§ The exercise
Leaving out the pictures, retype all the material exactly.

[Items from a dataset]
— BEGIN —

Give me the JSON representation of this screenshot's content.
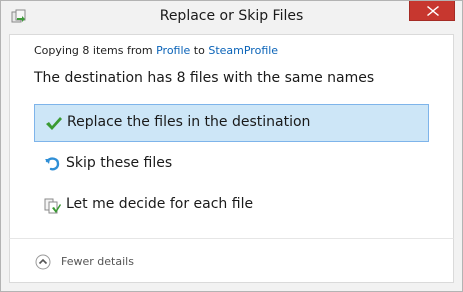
{
  "window": {
    "title": "Replace or Skip Files",
    "app_icon": "copy-files-icon",
    "close_icon": "close-icon"
  },
  "copy_status": {
    "prefix": "Copying 8 items from",
    "source": "Profile",
    "joiner": "to",
    "destination": "SteamProfile"
  },
  "headline": "The destination has 8 files with the same names",
  "options": [
    {
      "label": "Replace the files in the destination",
      "icon": "checkmark-icon",
      "selected": true
    },
    {
      "label": "Skip these files",
      "icon": "skip-arrow-icon",
      "selected": false
    },
    {
      "label": "Let me decide for each file",
      "icon": "compare-files-icon",
      "selected": false
    }
  ],
  "details_toggle": {
    "label": "Fewer details",
    "icon": "chevron-up-circle-icon"
  },
  "colors": {
    "selection_fill": "#cde6f7",
    "selection_border": "#7eb4ea",
    "link": "#0a63b8",
    "close": "#c7372f"
  }
}
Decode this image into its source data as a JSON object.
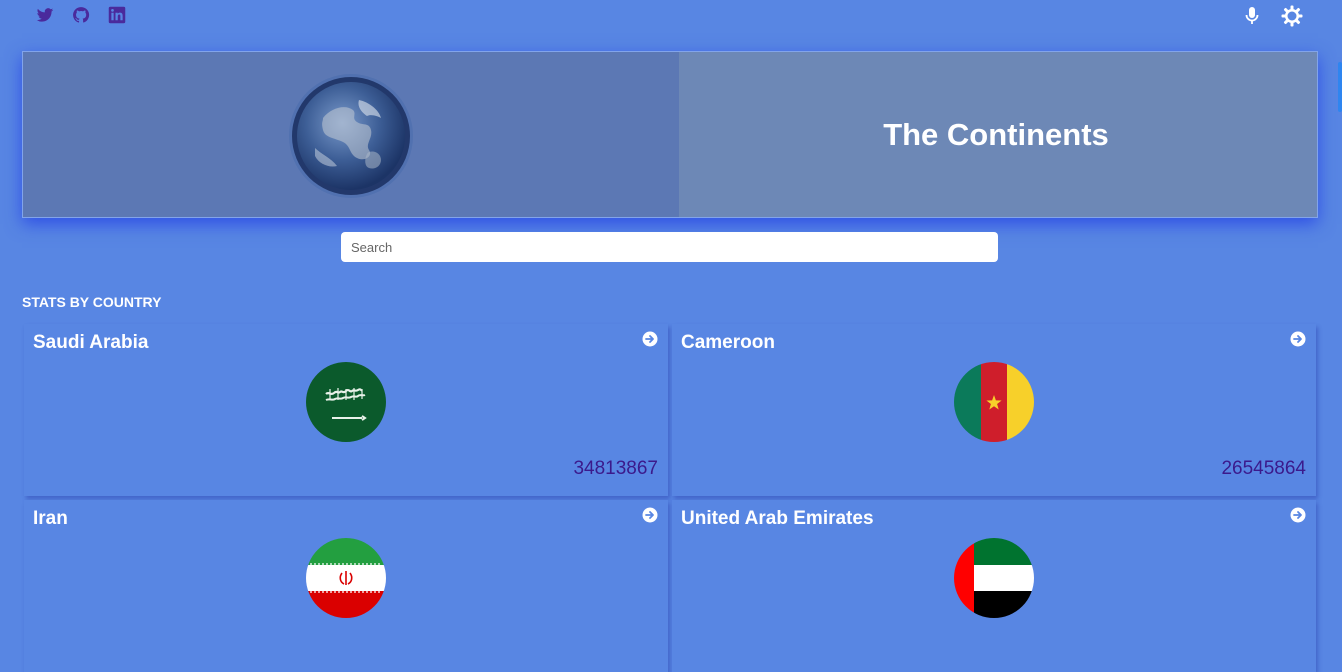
{
  "header": {
    "social_icons": [
      "twitter-icon",
      "github-icon",
      "linkedin-icon"
    ],
    "right_icons": [
      "microphone-icon",
      "settings-gear-icon"
    ]
  },
  "hero": {
    "title": "The Continents",
    "image": "earth-globe-icon"
  },
  "search": {
    "placeholder": "Search",
    "value": ""
  },
  "section_title": "STATS BY COUNTRY",
  "countries": [
    {
      "name": "Saudi Arabia",
      "population": "34813867",
      "flag": "saudi-arabia-flag"
    },
    {
      "name": "Cameroon",
      "population": "26545864",
      "flag": "cameroon-flag"
    },
    {
      "name": "Iran",
      "population": "",
      "flag": "iran-flag"
    },
    {
      "name": "United Arab Emirates",
      "population": "",
      "flag": "uae-flag"
    }
  ],
  "colors": {
    "background": "#5886e3",
    "hero_left": "#5c78b4",
    "hero_right": "#6d88b6",
    "social_icon": "#4a2a9c",
    "population_text": "#3b1a8c"
  }
}
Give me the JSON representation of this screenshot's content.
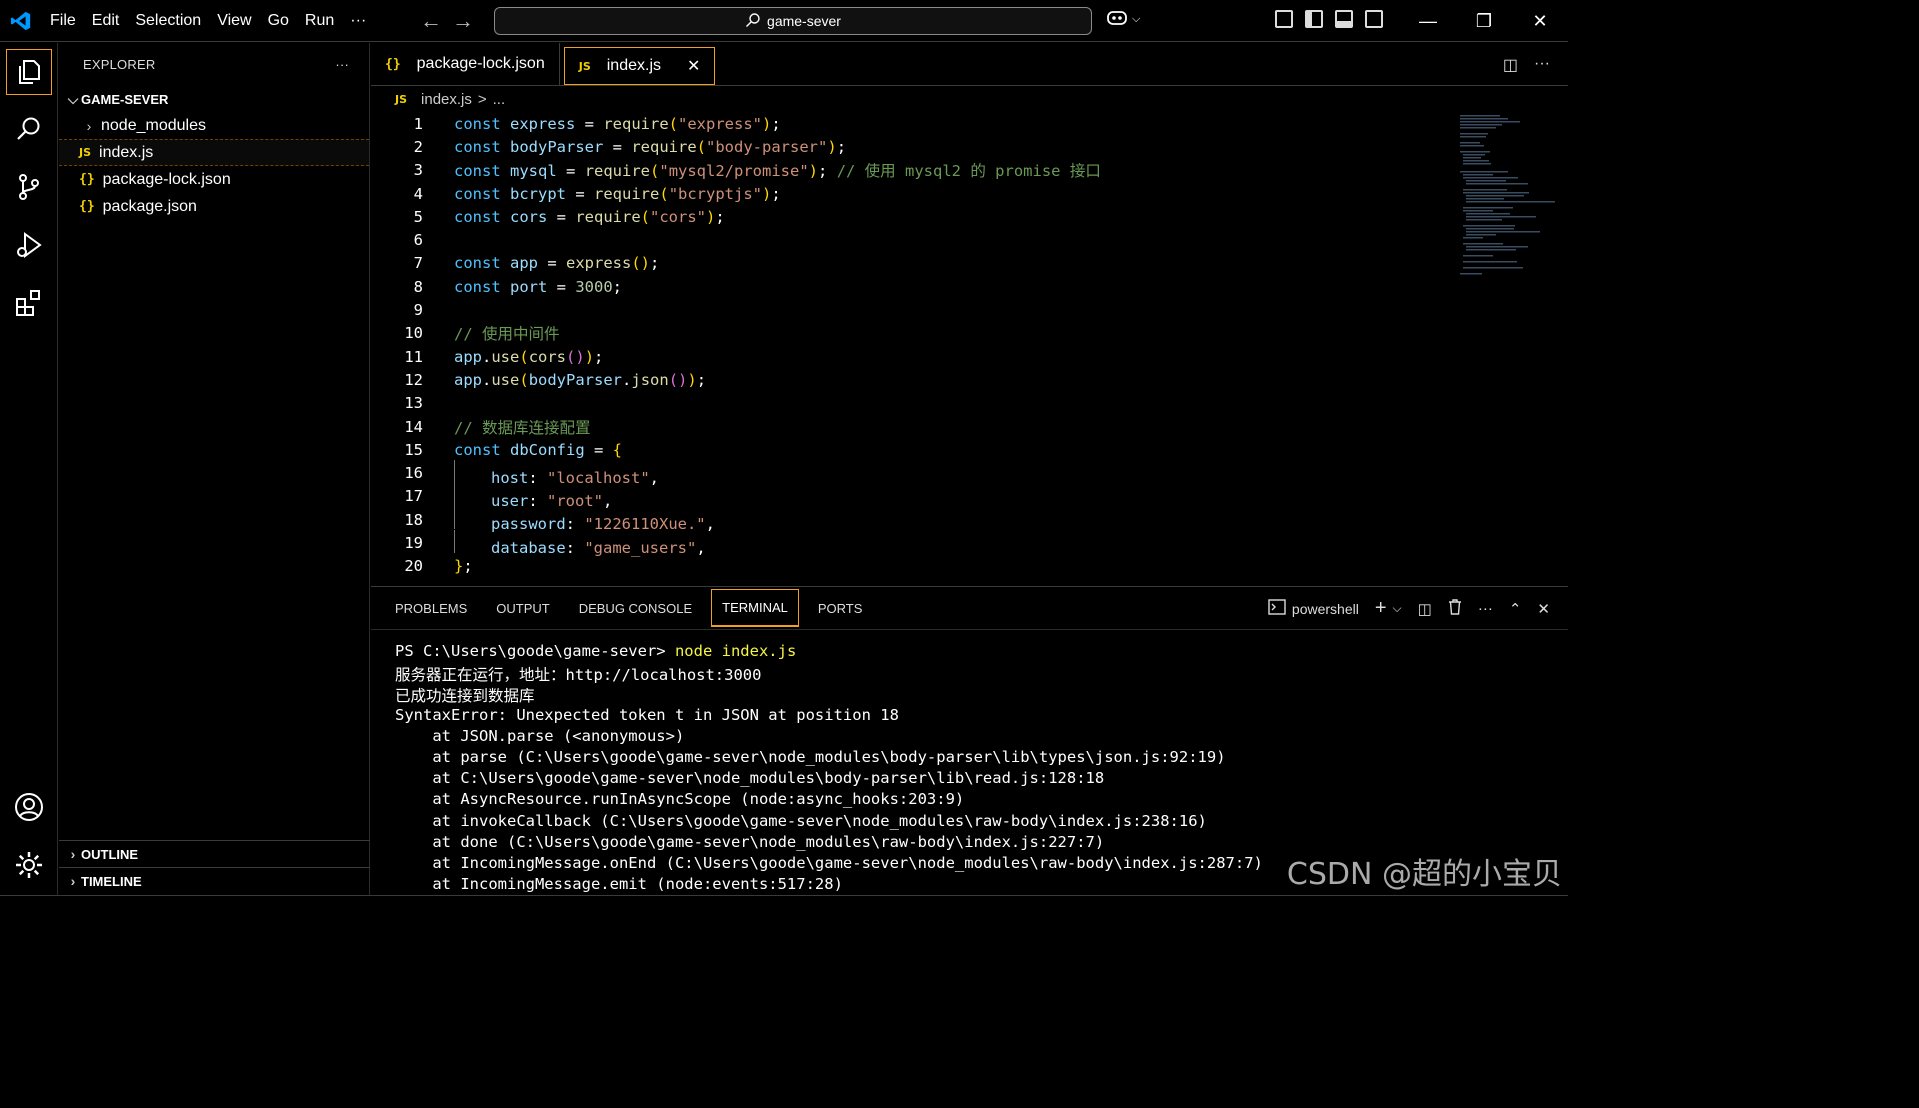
{
  "titlebar": {
    "menu": [
      "File",
      "Edit",
      "Selection",
      "View",
      "Go",
      "Run",
      "···"
    ],
    "search": "game-sever"
  },
  "sidebar": {
    "title": "EXPLORER",
    "more": "···",
    "folder": "GAME-SEVER",
    "items": [
      {
        "label": "node_modules",
        "type": "folder"
      },
      {
        "label": "index.js",
        "type": "js"
      },
      {
        "label": "package-lock.json",
        "type": "json"
      },
      {
        "label": "package.json",
        "type": "json"
      }
    ],
    "outline": "OUTLINE",
    "timeline": "TIMELINE"
  },
  "tabs": [
    {
      "label": "package-lock.json",
      "icon": "{}"
    },
    {
      "label": "index.js",
      "icon": "JS",
      "close": "✕"
    }
  ],
  "breadcrumb": {
    "file": "index.js",
    "sep": ">",
    "rest": "..."
  },
  "editor": {
    "line_numbers": [
      "1",
      "2",
      "3",
      "4",
      "5",
      "6",
      "7",
      "8",
      "9",
      "10",
      "11",
      "12",
      "13",
      "14",
      "15",
      "16",
      "17",
      "18",
      "19",
      "20"
    ],
    "comments": {
      "l3": "// 使用 mysql2 的 promise 接口",
      "l10": "// 使用中间件",
      "l14": "// 数据库连接配置"
    }
  },
  "panel": {
    "tabs": [
      "PROBLEMS",
      "OUTPUT",
      "DEBUG CONSOLE",
      "TERMINAL",
      "PORTS"
    ],
    "shell": "powershell",
    "terminal": {
      "prompt": "PS C:\\Users\\goode\\game-sever> ",
      "command": "node index.js",
      "lines": [
        "服务器正在运行，地址：http://localhost:3000",
        "已成功连接到数据库",
        "SyntaxError: Unexpected token t in JSON at position 18",
        "    at JSON.parse (<anonymous>)",
        "    at parse (C:\\Users\\goode\\game-sever\\node_modules\\body-parser\\lib\\types\\json.js:92:19)",
        "    at C:\\Users\\goode\\game-sever\\node_modules\\body-parser\\lib\\read.js:128:18",
        "    at AsyncResource.runInAsyncScope (node:async_hooks:203:9)",
        "    at invokeCallback (C:\\Users\\goode\\game-sever\\node_modules\\raw-body\\index.js:238:16)",
        "    at done (C:\\Users\\goode\\game-sever\\node_modules\\raw-body\\index.js:227:7)",
        "    at IncomingMessage.onEnd (C:\\Users\\goode\\game-sever\\node_modules\\raw-body\\index.js:287:7)",
        "    at IncomingMessage.emit (node:events:517:28)"
      ]
    }
  },
  "watermark": "CSDN @超的小宝贝",
  "colors": {
    "accent": "#f0a020",
    "vscode_blue": "#0098ff"
  }
}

— END —

§ Solution for this problem
Give me the JSON representation of this screenshot's content.
{
  "window": {
    "title": "Replace or Skip Files",
    "app_icon": "copy-files-icon",
    "close_icon": "close-icon"
  },
  "copy_status": {
    "prefix": "Copying 8 items from",
    "source": "Profile",
    "joiner": "to",
    "destination": "SteamProfile"
  },
  "headline": "The destination has 8 files with the same names",
  "options": [
    {
      "label": "Replace the files in the destination",
      "icon": "checkmark-icon",
      "selected": true
    },
    {
      "label": "Skip these files",
      "icon": "skip-arrow-icon",
      "selected": false
    },
    {
      "label": "Let me decide for each file",
      "icon": "compare-files-icon",
      "selected": false
    }
  ],
  "details_toggle": {
    "label": "Fewer details",
    "icon": "chevron-up-circle-icon"
  },
  "colors": {
    "selection_fill": "#cde6f7",
    "selection_border": "#7eb4ea",
    "link": "#0a63b8",
    "close": "#c7372f"
  }
}
Decode this image into its source data as a JSON object.
{
  "header": {
    "social_icons": [
      "twitter-icon",
      "github-icon",
      "linkedin-icon"
    ],
    "right_icons": [
      "microphone-icon",
      "settings-gear-icon"
    ]
  },
  "hero": {
    "title": "The Continents",
    "image": "earth-globe-icon"
  },
  "search": {
    "placeholder": "Search",
    "value": ""
  },
  "section_title": "STATS BY COUNTRY",
  "countries": [
    {
      "name": "Saudi Arabia",
      "population": "34813867",
      "flag": "saudi-arabia-flag"
    },
    {
      "name": "Cameroon",
      "population": "26545864",
      "flag": "cameroon-flag"
    },
    {
      "name": "Iran",
      "population": "",
      "flag": "iran-flag"
    },
    {
      "name": "United Arab Emirates",
      "population": "",
      "flag": "uae-flag"
    }
  ],
  "colors": {
    "background": "#5886e3",
    "hero_left": "#5c78b4",
    "hero_right": "#6d88b6",
    "social_icon": "#4a2a9c",
    "population_text": "#3b1a8c"
  }
}
Give me the JSON representation of this screenshot's content.
{
  "titlebar": {
    "menu": [
      "File",
      "Edit",
      "Selection",
      "View",
      "Go",
      "Run",
      "···"
    ],
    "search": "game-sever"
  },
  "sidebar": {
    "title": "EXPLORER",
    "more": "···",
    "folder": "GAME-SEVER",
    "items": [
      {
        "label": "node_modules",
        "type": "folder"
      },
      {
        "label": "index.js",
        "type": "js"
      },
      {
        "label": "package-lock.json",
        "type": "json"
      },
      {
        "label": "package.json",
        "type": "json"
      }
    ],
    "outline": "OUTLINE",
    "timeline": "TIMELINE"
  },
  "tabs": [
    {
      "label": "package-lock.json",
      "icon": "{}"
    },
    {
      "label": "index.js",
      "icon": "JS",
      "close": "✕"
    }
  ],
  "breadcrumb": {
    "file": "index.js",
    "sep": ">",
    "rest": "..."
  },
  "editor": {
    "line_numbers": [
      "1",
      "2",
      "3",
      "4",
      "5",
      "6",
      "7",
      "8",
      "9",
      "10",
      "11",
      "12",
      "13",
      "14",
      "15",
      "16",
      "17",
      "18",
      "19",
      "20"
    ],
    "comments": {
      "l3": "// 使用 mysql2 的 promise 接口",
      "l10": "// 使用中间件",
      "l14": "// 数据库连接配置"
    }
  },
  "panel": {
    "tabs": [
      "PROBLEMS",
      "OUTPUT",
      "DEBUG CONSOLE",
      "TERMINAL",
      "PORTS"
    ],
    "shell": "powershell",
    "terminal": {
      "prompt": "PS C:\\Users\\goode\\game-sever> ",
      "command": "node index.js",
      "lines": [
        "服务器正在运行，地址：http://localhost:3000",
        "已成功连接到数据库",
        "SyntaxError: Unexpected token t in JSON at position 18",
        "    at JSON.parse (<anonymous>)",
        "    at parse (C:\\Users\\goode\\game-sever\\node_modules\\body-parser\\lib\\types\\json.js:92:19)",
        "    at C:\\Users\\goode\\game-sever\\node_modules\\body-parser\\lib\\read.js:128:18",
        "    at AsyncResource.runInAsyncScope (node:async_hooks:203:9)",
        "    at invokeCallback (C:\\Users\\goode\\game-sever\\node_modules\\raw-body\\index.js:238:16)",
        "    at done (C:\\Users\\goode\\game-sever\\node_modules\\raw-body\\index.js:227:7)",
        "    at IncomingMessage.onEnd (C:\\Users\\goode\\game-sever\\node_modules\\raw-body\\index.js:287:7)",
        "    at IncomingMessage.emit (node:events:517:28)"
      ]
    }
  },
  "watermark": "CSDN @超的小宝贝",
  "colors": {
    "accent": "#f0a020",
    "vscode_blue": "#0098ff"
  }
}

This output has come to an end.